▶ Your goal: Restate the data exactly as given and keep the pictures out.

▶ Record excerpts:
+--

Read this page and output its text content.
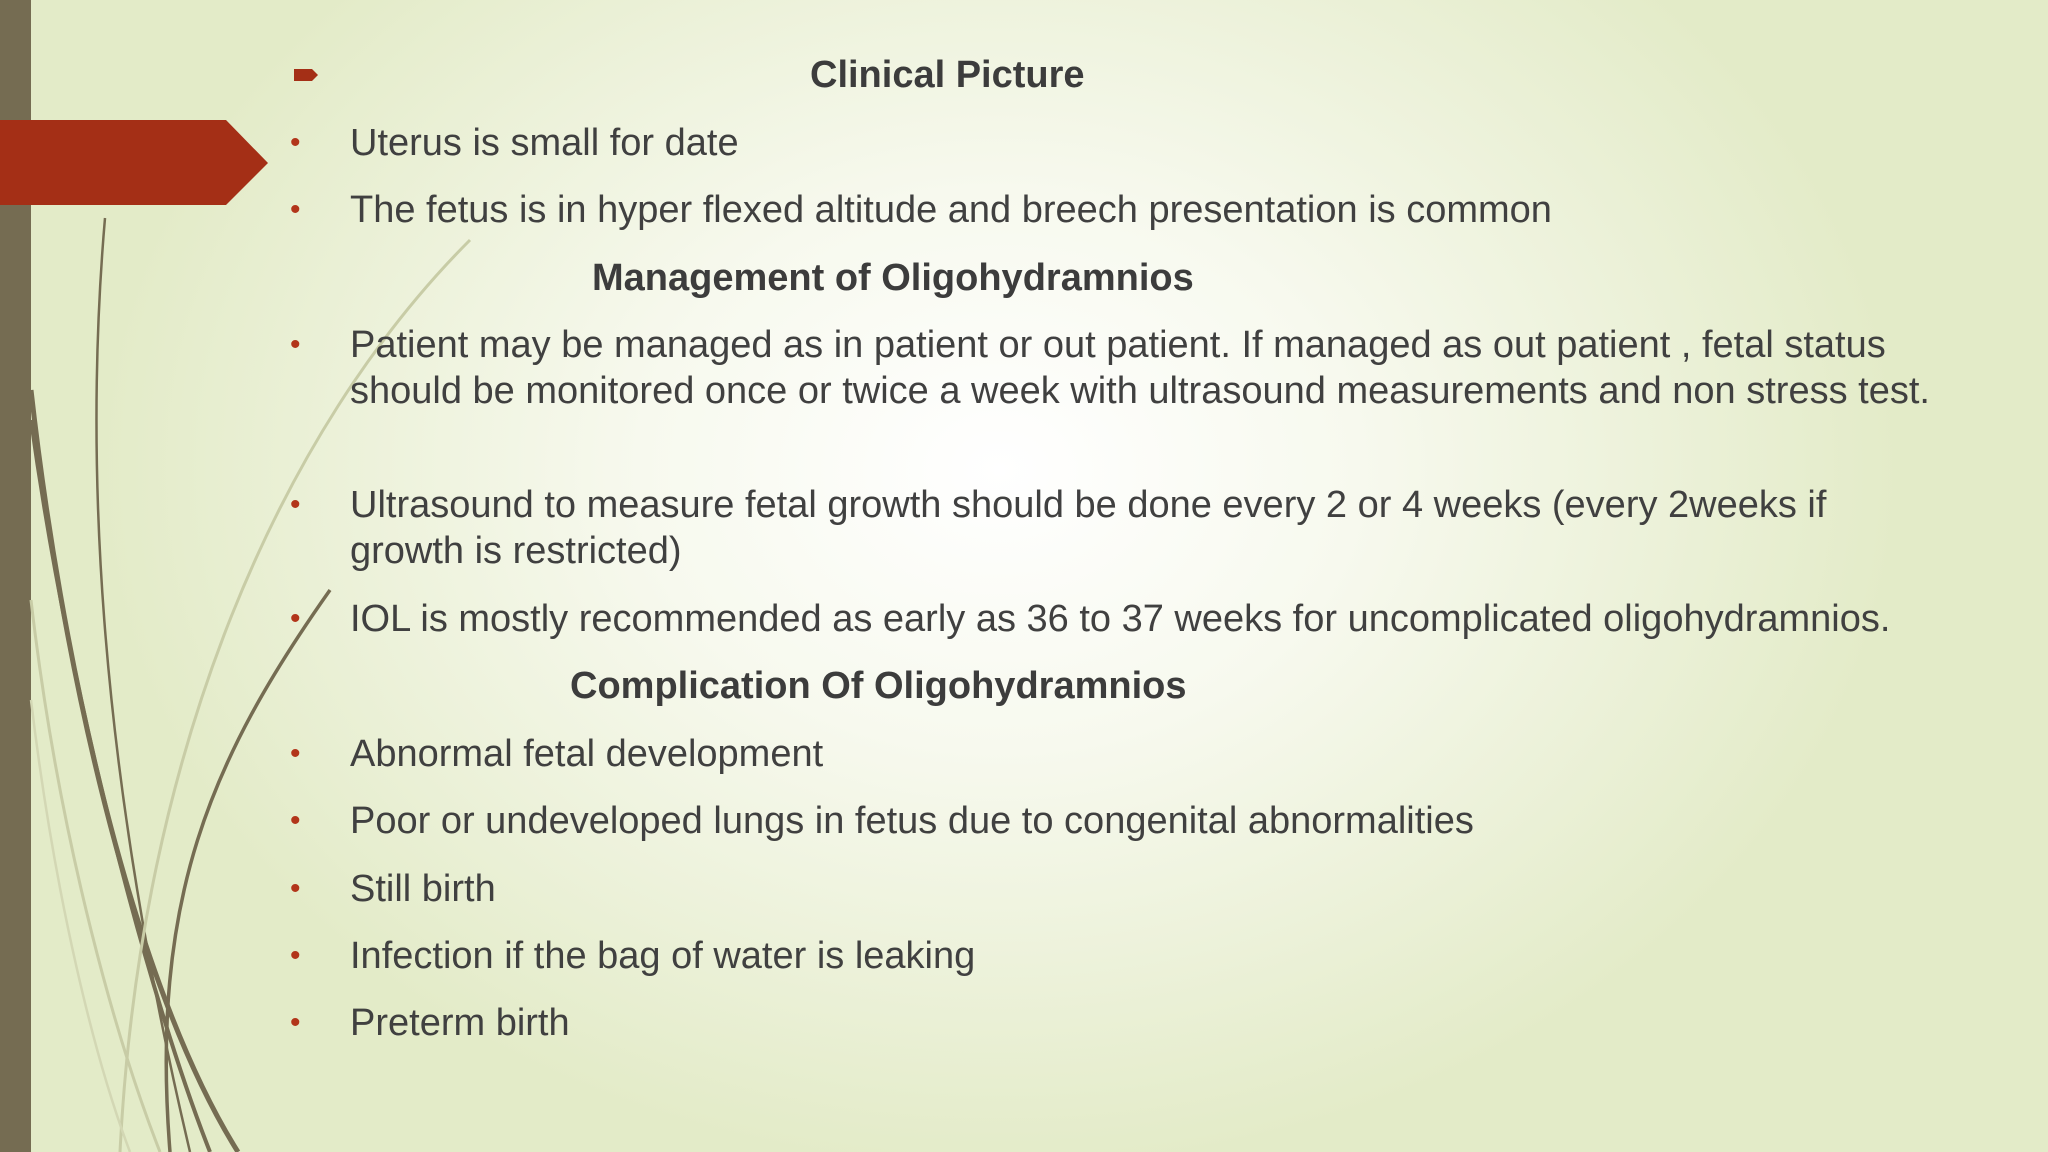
Clinical Picture
• Uterus is small for date
• The fetus is in hyper flexed altitude and breech presentation is common
Management of Oligohydramnios
• Patient may be managed as in patient or out patient. If managed as out patient , fetal status should be monitored once or twice a week with ultrasound measurements and non stress test.
• Ultrasound to measure fetal growth should be done every 2 or 4 weeks (every 2weeks if growth is restricted)
• IOL is mostly recommended as early as 36 to 37 weeks for uncomplicated oligohydramnios.
Complication Of Oligohydramnios
• Abnormal fetal development
• Poor or undeveloped lungs in fetus due to congenital abnormalities
• Still birth
• Infection if the bag of water is leaking
• Preterm birth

+--

▶ Written solution:
Read this page and output its text content.
Clinical Picture
• Uterus is small for date
• The fetus is in hyper flexed altitude and breech presentation is common
Management of Oligohydramnios
• Patient may be managed as in patient or out patient. If managed as out patient , fetal status should be monitored once or twice a week with ultrasound measurements and non stress test.
• Ultrasound to measure fetal growth should be done every 2 or 4 weeks (every 2weeks if growth is restricted)
• IOL is mostly recommended as early as 36 to 37 weeks for uncomplicated oligohydramnios.
Complication Of Oligohydramnios
• Abnormal fetal development
• Poor or undeveloped lungs in fetus due to congenital abnormalities
• Still birth
• Infection if the bag of water is leaking
• Preterm birth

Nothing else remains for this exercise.